Your task:
Please restate the following records word for word.

Stored records:
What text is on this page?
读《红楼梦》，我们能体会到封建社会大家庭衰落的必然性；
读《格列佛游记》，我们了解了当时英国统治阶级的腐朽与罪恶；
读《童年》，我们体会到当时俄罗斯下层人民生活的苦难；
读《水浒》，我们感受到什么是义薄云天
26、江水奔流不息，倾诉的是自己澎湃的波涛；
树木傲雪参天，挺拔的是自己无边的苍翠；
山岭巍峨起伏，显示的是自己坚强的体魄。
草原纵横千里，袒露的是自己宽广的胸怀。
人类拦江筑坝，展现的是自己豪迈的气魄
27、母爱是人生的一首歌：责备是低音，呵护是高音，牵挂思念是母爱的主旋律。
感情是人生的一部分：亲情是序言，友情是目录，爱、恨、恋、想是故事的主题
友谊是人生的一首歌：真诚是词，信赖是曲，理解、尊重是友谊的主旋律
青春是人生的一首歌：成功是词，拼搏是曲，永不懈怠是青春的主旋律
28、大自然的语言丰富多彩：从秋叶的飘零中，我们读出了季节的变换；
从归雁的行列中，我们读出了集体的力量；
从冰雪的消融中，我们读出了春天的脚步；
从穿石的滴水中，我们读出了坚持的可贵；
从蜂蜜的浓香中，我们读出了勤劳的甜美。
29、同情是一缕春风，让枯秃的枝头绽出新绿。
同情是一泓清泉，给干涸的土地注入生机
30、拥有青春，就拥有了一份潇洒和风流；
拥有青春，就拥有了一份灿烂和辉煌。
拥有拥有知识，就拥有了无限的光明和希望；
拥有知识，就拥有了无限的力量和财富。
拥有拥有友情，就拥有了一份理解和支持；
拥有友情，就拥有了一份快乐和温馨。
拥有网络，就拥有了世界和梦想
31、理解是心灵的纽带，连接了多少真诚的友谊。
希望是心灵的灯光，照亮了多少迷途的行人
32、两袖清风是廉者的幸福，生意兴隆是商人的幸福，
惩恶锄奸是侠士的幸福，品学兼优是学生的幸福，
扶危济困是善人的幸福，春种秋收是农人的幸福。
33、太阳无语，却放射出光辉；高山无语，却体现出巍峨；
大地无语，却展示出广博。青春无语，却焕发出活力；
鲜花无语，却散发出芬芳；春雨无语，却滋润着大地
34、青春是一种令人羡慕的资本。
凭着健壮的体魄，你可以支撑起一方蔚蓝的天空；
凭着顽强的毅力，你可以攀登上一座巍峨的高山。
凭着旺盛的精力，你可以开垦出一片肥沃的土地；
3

The answer:
What text is on this page?
读《红楼梦》，我们能体会到封建社会大家庭衰落的必然性；
读《格列佛游记》，我们了解了当时英国统治阶级的腐朽与罪恶；
读《童年》，我们体会到当时俄罗斯下层人民生活的苦难；
读《水浒》，我们感受到什么是义薄云天
26、江水奔流不息，倾诉的是自己澎湃的波涛；
树木傲雪参天，挺拔的是自己无边的苍翠；
山岭巍峨起伏，显示的是自己坚强的体魄。
草原纵横千里，袒露的是自己宽广的胸怀。
人类拦江筑坝，展现的是自己豪迈的气魄
27、母爱是人生的一首歌：责备是低音，呵护是高音，牵挂思念是母爱的主旋律。
感情是人生的一部分：亲情是序言，友情是目录，爱、恨、恋、想是故事的主题
友谊是人生的一首歌：真诚是词，信赖是曲，理解、尊重是友谊的主旋律
青春是人生的一首歌：成功是词，拼搏是曲，永不懈怠是青春的主旋律
28、大自然的语言丰富多彩：从秋叶的飘零中，我们读出了季节的变换；
从归雁的行列中，我们读出了集体的力量；
从冰雪的消融中，我们读出了春天的脚步；
从穿石的滴水中，我们读出了坚持的可贵；
从蜂蜜的浓香中，我们读出了勤劳的甜美。
29、同情是一缕春风，让枯秃的枝头绽出新绿。
同情是一泓清泉，给干涸的土地注入生机
30、拥有青春，就拥有了一份潇洒和风流；
拥有青春，就拥有了一份灿烂和辉煌。
拥有拥有知识，就拥有了无限的光明和希望；
拥有知识，就拥有了无限的力量和财富。
拥有拥有友情，就拥有了一份理解和支持；
拥有友情，就拥有了一份快乐和温馨。
拥有网络，就拥有了世界和梦想
31、理解是心灵的纽带，连接了多少真诚的友谊。
希望是心灵的灯光，照亮了多少迷途的行人
32、两袖清风是廉者的幸福，生意兴隆是商人的幸福，
惩恶锄奸是侠士的幸福，品学兼优是学生的幸福，
扶危济困是善人的幸福，春种秋收是农人的幸福。
33、太阳无语，却放射出光辉；高山无语，却体现出巍峨；
大地无语，却展示出广博。青春无语，却焕发出活力；
鲜花无语，却散发出芬芳；春雨无语，却滋润着大地
34、青春是一种令人羡慕的资本。
凭着健壮的体魄，你可以支撑起一方蔚蓝的天空；
凭着顽强的毅力，你可以攀登上一座巍峨的高山。
凭着旺盛的精力，你可以开垦出一片肥沃的土地；
3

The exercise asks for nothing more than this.